■ TASK STATEMENT
Pictures should be excluded; otherwise, copy every entry exactly.

··· MATERIAL

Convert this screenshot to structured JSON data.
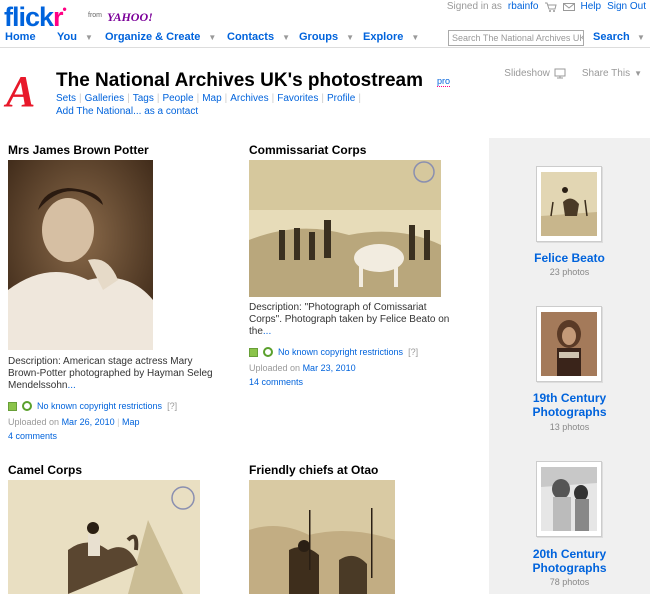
{
  "brand": {
    "logo_main": "flick",
    "logo_r": "r",
    "logo_dot": "•",
    "from": "from",
    "yahoo": "YAHOO!"
  },
  "userbar": {
    "signed_in_as": "Signed in as",
    "username": "rbainfo",
    "help": "Help",
    "sign_out": "Sign Out"
  },
  "nav": {
    "home": "Home",
    "you": "You",
    "organize": "Organize & Create",
    "contacts": "Contacts",
    "groups": "Groups",
    "explore": "Explore",
    "search_placeholder": "Search The National Archives UK's",
    "search_button": "Search"
  },
  "header": {
    "avatar_letter": "A",
    "title": "The National Archives UK's photostream",
    "pro_badge": "pro",
    "slideshow": "Slideshow",
    "share": "Share This",
    "subnav": [
      "Sets",
      "Galleries",
      "Tags",
      "People",
      "Map",
      "Archives",
      "Favorites",
      "Profile"
    ],
    "add_contact": "Add The National... as a contact"
  },
  "photos": [
    {
      "title": "Mrs James Brown Potter",
      "desc_line1": "Description: American stage actress Mary",
      "desc_line2": "Brown-Potter photographed by Hayman Seleg",
      "desc_line3": "Mendelssohn",
      "desc_more": "...",
      "license": "No known copyright restrictions",
      "license_q": "[?]",
      "uploaded_prefix": "Uploaded on",
      "uploaded_date": "Mar 26, 2010",
      "map": "Map",
      "comments": "4 comments"
    },
    {
      "title": "Commissariat Corps",
      "desc_line1": "Description: \"Photograph of Comissariat",
      "desc_line2": "Corps\". Photograph taken by Felice Beato on",
      "desc_line3": "the",
      "desc_more": "...",
      "license": "No known copyright restrictions",
      "license_q": "[?]",
      "uploaded_prefix": "Uploaded on",
      "uploaded_date": "Mar 23, 2010",
      "comments": "14 comments"
    },
    {
      "title": "Camel Corps"
    },
    {
      "title": "Friendly chiefs at Otao"
    }
  ],
  "sets": [
    {
      "title_line1": "Felice Beato",
      "title_line2": "",
      "count": "23 photos"
    },
    {
      "title_line1": "19th Century",
      "title_line2": "Photographs",
      "count": "13 photos"
    },
    {
      "title_line1": "20th Century",
      "title_line2": "Photographs",
      "count": "78 photos"
    }
  ],
  "colors": {
    "link": "#0063dc",
    "pink": "#ff0084",
    "sidebar_bg": "#f0f0f0"
  }
}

······

■ ANSWER
Convert this screenshot to structured JSON data.
{
  "brand": {
    "logo_main": "flick",
    "logo_r": "r",
    "logo_dot": "•",
    "from": "from",
    "yahoo": "YAHOO!"
  },
  "userbar": {
    "signed_in_as": "Signed in as",
    "username": "rbainfo",
    "help": "Help",
    "sign_out": "Sign Out"
  },
  "nav": {
    "home": "Home",
    "you": "You",
    "organize": "Organize & Create",
    "contacts": "Contacts",
    "groups": "Groups",
    "explore": "Explore",
    "search_placeholder": "Search The National Archives UK's",
    "search_button": "Search"
  },
  "header": {
    "avatar_letter": "A",
    "title": "The National Archives UK's photostream",
    "pro_badge": "pro",
    "slideshow": "Slideshow",
    "share": "Share This",
    "subnav": [
      "Sets",
      "Galleries",
      "Tags",
      "People",
      "Map",
      "Archives",
      "Favorites",
      "Profile"
    ],
    "add_contact": "Add The National... as a contact"
  },
  "photos": [
    {
      "title": "Mrs James Brown Potter",
      "desc_line1": "Description: American stage actress Mary",
      "desc_line2": "Brown-Potter photographed by Hayman Seleg",
      "desc_line3": "Mendelssohn",
      "desc_more": "...",
      "license": "No known copyright restrictions",
      "license_q": "[?]",
      "uploaded_prefix": "Uploaded on",
      "uploaded_date": "Mar 26, 2010",
      "map": "Map",
      "comments": "4 comments"
    },
    {
      "title": "Commissariat Corps",
      "desc_line1": "Description: \"Photograph of Comissariat",
      "desc_line2": "Corps\". Photograph taken by Felice Beato on",
      "desc_line3": "the",
      "desc_more": "...",
      "license": "No known copyright restrictions",
      "license_q": "[?]",
      "uploaded_prefix": "Uploaded on",
      "uploaded_date": "Mar 23, 2010",
      "comments": "14 comments"
    },
    {
      "title": "Camel Corps"
    },
    {
      "title": "Friendly chiefs at Otao"
    }
  ],
  "sets": [
    {
      "title_line1": "Felice Beato",
      "title_line2": "",
      "count": "23 photos"
    },
    {
      "title_line1": "19th Century",
      "title_line2": "Photographs",
      "count": "13 photos"
    },
    {
      "title_line1": "20th Century",
      "title_line2": "Photographs",
      "count": "78 photos"
    }
  ],
  "colors": {
    "link": "#0063dc",
    "pink": "#ff0084",
    "sidebar_bg": "#f0f0f0"
  }
}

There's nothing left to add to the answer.